▶ _What the task requires_
Identify the lines that contain the word "centrality" and copy each one.

Figure content listings

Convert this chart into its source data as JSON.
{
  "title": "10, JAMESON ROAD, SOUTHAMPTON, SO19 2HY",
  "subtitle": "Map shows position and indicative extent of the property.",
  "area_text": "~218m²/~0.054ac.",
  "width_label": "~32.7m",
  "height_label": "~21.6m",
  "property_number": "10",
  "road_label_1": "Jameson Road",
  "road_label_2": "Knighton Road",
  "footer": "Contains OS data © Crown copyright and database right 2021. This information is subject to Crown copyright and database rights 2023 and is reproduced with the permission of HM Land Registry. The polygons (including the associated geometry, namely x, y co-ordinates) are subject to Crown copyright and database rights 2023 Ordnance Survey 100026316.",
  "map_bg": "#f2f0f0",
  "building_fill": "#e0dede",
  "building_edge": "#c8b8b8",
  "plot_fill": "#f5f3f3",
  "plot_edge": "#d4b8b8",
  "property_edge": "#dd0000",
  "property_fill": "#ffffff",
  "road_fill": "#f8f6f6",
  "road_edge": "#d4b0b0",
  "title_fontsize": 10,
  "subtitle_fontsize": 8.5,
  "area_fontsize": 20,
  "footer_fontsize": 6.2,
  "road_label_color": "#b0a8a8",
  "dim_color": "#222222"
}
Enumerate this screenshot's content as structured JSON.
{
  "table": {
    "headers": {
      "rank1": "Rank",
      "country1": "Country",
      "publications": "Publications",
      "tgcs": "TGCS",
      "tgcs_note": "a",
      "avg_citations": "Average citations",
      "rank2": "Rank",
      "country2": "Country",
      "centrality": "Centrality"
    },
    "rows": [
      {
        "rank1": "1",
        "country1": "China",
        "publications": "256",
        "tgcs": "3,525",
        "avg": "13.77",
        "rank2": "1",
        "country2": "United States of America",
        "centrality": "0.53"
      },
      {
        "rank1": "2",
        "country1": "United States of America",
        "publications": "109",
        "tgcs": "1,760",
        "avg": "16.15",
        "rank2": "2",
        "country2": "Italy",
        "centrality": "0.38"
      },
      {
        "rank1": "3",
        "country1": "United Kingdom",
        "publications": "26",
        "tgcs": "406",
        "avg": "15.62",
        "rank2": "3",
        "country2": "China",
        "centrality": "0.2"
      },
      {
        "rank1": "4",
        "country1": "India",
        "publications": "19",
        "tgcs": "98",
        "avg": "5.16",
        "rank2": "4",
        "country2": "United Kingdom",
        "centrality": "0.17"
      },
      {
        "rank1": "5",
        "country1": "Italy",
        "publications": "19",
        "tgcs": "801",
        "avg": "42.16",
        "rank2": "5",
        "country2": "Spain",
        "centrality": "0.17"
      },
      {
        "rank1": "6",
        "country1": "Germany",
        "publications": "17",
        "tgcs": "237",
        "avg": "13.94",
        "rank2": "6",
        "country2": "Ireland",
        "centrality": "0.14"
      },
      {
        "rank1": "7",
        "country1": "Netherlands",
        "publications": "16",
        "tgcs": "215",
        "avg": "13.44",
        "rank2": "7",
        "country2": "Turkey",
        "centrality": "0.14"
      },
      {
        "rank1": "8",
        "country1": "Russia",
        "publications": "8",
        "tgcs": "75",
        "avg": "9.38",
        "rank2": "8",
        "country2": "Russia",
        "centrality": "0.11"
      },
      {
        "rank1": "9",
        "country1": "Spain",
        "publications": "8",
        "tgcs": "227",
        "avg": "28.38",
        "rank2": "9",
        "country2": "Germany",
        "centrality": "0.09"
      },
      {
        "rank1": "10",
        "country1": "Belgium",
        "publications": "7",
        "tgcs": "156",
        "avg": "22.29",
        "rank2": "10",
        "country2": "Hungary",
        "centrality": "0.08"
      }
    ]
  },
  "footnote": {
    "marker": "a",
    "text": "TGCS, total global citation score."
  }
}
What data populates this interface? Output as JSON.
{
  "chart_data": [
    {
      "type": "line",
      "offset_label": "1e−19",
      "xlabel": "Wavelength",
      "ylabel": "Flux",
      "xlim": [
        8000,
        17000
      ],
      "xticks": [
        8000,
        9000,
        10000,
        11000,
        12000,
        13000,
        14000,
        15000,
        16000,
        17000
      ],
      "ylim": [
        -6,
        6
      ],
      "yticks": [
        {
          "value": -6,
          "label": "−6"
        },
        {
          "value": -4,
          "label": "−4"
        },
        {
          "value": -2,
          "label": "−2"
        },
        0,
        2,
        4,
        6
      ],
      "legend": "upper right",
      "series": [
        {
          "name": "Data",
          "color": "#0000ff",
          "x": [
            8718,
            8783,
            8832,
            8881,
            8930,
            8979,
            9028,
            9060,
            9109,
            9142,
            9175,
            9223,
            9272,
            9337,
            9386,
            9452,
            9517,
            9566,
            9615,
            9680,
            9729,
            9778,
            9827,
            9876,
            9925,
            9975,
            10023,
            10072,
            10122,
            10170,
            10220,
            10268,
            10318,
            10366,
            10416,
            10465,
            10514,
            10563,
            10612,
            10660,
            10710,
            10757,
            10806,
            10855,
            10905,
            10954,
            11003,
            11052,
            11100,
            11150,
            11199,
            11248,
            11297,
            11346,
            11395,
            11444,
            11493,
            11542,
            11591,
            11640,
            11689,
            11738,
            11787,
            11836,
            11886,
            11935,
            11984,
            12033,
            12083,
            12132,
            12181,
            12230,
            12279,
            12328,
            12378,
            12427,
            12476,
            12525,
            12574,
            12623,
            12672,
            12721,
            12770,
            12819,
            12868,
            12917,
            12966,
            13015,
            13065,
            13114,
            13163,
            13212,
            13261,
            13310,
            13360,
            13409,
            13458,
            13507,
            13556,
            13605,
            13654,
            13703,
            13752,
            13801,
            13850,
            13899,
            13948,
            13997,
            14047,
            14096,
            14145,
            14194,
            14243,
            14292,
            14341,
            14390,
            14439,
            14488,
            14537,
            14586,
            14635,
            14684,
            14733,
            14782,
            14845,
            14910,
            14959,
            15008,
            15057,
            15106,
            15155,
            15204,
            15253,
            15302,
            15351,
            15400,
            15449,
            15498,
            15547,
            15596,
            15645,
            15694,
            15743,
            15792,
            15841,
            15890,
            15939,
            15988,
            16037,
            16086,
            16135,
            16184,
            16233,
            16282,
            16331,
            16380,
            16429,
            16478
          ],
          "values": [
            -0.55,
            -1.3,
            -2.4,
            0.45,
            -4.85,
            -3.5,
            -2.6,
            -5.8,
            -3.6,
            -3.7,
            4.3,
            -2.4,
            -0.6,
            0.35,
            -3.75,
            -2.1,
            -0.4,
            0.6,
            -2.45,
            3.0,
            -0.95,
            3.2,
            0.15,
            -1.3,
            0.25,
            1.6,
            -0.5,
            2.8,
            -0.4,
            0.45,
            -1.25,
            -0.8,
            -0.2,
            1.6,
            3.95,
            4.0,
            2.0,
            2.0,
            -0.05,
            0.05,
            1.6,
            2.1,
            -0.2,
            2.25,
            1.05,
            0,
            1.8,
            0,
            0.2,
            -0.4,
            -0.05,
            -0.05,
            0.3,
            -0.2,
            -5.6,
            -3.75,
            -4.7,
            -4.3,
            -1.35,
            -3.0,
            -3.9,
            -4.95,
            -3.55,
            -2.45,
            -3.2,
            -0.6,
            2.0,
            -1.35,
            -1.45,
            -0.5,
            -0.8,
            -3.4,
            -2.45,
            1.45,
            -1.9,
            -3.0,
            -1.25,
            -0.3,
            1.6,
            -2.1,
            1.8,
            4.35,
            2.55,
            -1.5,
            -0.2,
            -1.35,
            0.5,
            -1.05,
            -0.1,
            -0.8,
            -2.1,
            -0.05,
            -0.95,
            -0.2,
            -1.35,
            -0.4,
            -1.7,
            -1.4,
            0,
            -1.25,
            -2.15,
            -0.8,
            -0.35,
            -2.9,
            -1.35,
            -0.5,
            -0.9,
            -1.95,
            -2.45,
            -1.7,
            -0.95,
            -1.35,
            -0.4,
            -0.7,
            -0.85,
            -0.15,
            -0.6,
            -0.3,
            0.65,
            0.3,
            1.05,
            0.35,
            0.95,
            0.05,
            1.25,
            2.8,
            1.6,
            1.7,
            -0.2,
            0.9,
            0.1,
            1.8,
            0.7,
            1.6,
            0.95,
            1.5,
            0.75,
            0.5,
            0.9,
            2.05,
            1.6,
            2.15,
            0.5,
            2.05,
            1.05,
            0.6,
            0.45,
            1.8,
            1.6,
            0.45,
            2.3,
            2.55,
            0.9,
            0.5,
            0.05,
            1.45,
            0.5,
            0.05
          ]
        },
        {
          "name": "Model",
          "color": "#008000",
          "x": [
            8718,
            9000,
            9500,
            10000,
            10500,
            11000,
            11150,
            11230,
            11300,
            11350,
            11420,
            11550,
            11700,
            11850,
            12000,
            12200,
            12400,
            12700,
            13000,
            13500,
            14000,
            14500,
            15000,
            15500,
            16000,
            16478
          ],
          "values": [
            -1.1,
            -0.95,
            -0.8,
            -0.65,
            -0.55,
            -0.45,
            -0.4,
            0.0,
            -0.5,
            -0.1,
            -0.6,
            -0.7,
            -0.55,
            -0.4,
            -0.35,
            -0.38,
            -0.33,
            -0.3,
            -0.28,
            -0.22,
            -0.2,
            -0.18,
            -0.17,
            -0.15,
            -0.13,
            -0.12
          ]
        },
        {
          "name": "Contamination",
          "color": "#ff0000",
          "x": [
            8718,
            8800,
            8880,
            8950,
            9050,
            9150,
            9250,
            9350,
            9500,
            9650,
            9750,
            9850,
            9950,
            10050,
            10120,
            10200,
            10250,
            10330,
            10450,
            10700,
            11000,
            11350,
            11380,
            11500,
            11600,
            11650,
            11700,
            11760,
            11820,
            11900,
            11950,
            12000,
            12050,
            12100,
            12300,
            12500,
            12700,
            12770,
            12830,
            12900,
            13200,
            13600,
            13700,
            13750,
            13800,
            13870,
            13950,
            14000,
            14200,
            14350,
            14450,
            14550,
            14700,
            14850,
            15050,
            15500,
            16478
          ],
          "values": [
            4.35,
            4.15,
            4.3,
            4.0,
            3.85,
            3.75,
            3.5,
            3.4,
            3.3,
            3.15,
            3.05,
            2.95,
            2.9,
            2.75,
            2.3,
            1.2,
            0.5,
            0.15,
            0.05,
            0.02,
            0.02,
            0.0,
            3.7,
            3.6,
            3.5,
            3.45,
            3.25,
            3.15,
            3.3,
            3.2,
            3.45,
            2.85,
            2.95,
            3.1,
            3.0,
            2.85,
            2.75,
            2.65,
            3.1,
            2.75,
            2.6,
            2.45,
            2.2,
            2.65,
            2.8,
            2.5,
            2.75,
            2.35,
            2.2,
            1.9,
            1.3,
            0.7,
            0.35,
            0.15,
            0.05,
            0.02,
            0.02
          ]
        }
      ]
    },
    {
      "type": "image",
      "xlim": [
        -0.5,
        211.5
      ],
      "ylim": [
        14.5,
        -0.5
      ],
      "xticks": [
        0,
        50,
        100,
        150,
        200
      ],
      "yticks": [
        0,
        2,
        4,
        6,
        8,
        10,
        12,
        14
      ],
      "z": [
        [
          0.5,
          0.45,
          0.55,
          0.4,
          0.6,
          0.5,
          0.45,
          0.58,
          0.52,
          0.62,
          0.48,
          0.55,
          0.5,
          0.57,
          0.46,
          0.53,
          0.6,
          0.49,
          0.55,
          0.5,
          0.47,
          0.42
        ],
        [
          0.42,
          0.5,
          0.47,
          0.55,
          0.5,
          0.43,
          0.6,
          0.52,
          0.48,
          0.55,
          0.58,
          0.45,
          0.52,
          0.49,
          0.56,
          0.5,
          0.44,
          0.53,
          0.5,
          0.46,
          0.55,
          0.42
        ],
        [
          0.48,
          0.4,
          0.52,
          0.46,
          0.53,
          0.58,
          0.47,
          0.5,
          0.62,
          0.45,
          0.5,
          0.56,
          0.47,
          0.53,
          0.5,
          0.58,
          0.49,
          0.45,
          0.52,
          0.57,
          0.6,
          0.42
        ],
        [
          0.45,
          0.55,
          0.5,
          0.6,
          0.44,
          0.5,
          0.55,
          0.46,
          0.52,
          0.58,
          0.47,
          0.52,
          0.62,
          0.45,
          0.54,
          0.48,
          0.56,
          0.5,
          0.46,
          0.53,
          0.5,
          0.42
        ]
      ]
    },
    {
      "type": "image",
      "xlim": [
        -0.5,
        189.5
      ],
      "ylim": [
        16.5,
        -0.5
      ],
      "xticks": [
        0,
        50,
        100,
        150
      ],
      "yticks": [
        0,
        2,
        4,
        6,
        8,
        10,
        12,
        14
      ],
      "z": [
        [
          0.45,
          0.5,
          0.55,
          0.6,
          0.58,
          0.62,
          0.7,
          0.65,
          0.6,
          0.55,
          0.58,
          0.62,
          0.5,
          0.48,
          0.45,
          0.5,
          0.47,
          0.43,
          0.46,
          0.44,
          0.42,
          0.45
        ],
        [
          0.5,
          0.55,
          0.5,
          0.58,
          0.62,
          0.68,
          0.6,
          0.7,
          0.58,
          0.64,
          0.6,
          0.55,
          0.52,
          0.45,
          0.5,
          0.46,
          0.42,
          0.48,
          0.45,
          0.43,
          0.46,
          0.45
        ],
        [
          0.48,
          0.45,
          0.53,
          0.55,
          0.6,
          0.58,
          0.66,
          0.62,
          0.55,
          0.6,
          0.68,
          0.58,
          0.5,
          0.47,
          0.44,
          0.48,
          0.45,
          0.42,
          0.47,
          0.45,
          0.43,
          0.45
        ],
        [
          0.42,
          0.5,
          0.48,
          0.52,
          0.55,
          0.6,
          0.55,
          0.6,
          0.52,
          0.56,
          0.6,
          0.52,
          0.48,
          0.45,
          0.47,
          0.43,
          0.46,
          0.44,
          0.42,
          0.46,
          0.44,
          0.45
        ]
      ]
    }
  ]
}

▶ _Answer for this exercise_
      "centrality": "Centrality"
        "centrality": "0.53"
        "centrality": "0.38"
        "centrality": "0.2"
        "centrality": "0.17"
        "centrality": "0.17"
        "centrality": "0.14"
        "centrality": "0.14"
        "centrality": "0.11"
        "centrality": "0.09"
        "centrality": "0.08"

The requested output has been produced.